Among the records below, find each line that includes the string "bottom" and copy it.

(Entries from a dataset)
<<<<

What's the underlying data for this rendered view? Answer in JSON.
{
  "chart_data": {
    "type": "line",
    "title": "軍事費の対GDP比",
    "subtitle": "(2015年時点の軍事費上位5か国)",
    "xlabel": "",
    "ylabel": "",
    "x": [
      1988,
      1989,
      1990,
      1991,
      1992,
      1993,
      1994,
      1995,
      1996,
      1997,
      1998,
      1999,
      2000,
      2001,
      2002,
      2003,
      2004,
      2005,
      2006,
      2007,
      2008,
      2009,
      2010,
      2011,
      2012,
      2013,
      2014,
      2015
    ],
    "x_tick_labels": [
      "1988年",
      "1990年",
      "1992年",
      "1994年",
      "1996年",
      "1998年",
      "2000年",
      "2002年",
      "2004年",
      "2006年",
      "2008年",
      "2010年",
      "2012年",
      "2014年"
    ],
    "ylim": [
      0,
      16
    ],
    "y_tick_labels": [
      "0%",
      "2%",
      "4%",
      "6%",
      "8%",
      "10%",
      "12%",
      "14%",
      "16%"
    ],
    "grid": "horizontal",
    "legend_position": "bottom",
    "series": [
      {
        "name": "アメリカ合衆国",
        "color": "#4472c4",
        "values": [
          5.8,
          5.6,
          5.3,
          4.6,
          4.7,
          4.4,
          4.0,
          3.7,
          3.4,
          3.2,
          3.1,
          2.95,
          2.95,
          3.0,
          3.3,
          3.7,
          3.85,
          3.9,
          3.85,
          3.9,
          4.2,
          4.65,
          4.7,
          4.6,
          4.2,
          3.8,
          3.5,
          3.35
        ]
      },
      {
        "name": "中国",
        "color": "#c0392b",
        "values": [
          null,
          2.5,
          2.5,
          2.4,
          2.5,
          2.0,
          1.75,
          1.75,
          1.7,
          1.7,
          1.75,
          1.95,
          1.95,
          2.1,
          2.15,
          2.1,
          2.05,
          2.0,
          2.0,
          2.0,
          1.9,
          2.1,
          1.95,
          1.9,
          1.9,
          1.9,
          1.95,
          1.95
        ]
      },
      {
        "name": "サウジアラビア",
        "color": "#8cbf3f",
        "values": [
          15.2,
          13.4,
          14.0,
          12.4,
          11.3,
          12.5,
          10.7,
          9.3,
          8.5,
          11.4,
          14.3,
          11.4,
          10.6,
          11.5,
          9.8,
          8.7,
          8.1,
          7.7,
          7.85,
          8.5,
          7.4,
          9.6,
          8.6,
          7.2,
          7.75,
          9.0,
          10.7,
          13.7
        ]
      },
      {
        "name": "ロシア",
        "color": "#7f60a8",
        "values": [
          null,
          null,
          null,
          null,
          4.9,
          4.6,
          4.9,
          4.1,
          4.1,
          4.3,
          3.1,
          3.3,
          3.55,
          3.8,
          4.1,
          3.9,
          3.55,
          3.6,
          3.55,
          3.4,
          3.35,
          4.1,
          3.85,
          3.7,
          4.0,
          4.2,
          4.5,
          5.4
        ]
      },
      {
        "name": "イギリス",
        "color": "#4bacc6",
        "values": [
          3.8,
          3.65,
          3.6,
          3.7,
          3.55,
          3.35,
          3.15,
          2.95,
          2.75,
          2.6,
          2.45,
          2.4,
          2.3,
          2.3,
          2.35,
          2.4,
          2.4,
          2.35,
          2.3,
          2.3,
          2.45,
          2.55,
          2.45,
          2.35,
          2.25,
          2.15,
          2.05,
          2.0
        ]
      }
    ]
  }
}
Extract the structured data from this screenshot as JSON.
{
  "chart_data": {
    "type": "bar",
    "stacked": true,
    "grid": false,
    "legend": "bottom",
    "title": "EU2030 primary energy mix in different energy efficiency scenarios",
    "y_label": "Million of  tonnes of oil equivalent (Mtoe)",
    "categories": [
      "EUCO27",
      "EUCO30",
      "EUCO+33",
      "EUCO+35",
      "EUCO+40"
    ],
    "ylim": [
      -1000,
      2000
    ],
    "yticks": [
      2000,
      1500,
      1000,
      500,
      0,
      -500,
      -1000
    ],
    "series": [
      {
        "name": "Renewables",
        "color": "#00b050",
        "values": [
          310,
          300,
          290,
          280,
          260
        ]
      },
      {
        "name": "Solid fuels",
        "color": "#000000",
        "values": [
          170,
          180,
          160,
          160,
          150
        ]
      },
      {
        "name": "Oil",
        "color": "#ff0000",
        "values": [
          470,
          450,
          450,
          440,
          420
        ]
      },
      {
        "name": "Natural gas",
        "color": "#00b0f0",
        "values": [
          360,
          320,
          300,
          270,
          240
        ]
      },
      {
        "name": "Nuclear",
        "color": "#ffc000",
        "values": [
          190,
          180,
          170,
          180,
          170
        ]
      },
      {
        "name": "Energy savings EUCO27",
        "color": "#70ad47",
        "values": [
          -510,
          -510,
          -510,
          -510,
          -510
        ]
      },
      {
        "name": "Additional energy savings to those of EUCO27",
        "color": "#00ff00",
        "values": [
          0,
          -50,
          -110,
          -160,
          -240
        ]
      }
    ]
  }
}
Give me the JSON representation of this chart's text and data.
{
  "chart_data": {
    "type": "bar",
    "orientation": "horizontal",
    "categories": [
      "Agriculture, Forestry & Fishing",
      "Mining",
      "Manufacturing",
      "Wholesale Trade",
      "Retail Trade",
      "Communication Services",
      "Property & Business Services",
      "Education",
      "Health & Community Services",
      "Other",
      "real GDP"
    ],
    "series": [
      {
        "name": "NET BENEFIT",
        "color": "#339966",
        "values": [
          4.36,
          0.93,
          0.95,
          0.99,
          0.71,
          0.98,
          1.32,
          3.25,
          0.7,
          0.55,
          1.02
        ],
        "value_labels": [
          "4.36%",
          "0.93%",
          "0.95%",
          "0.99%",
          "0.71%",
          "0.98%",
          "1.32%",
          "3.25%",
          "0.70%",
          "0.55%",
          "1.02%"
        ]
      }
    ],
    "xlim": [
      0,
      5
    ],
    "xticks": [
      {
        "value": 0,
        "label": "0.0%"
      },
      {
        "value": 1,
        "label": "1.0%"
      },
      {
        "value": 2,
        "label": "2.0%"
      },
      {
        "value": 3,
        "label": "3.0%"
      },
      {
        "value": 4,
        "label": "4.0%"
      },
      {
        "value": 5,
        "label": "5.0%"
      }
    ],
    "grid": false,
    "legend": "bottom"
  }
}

>>>>

- RIGHT ANSWER -
    "legend_position": "bottom",
    "legend": "bottom",
    "legend": "bottom"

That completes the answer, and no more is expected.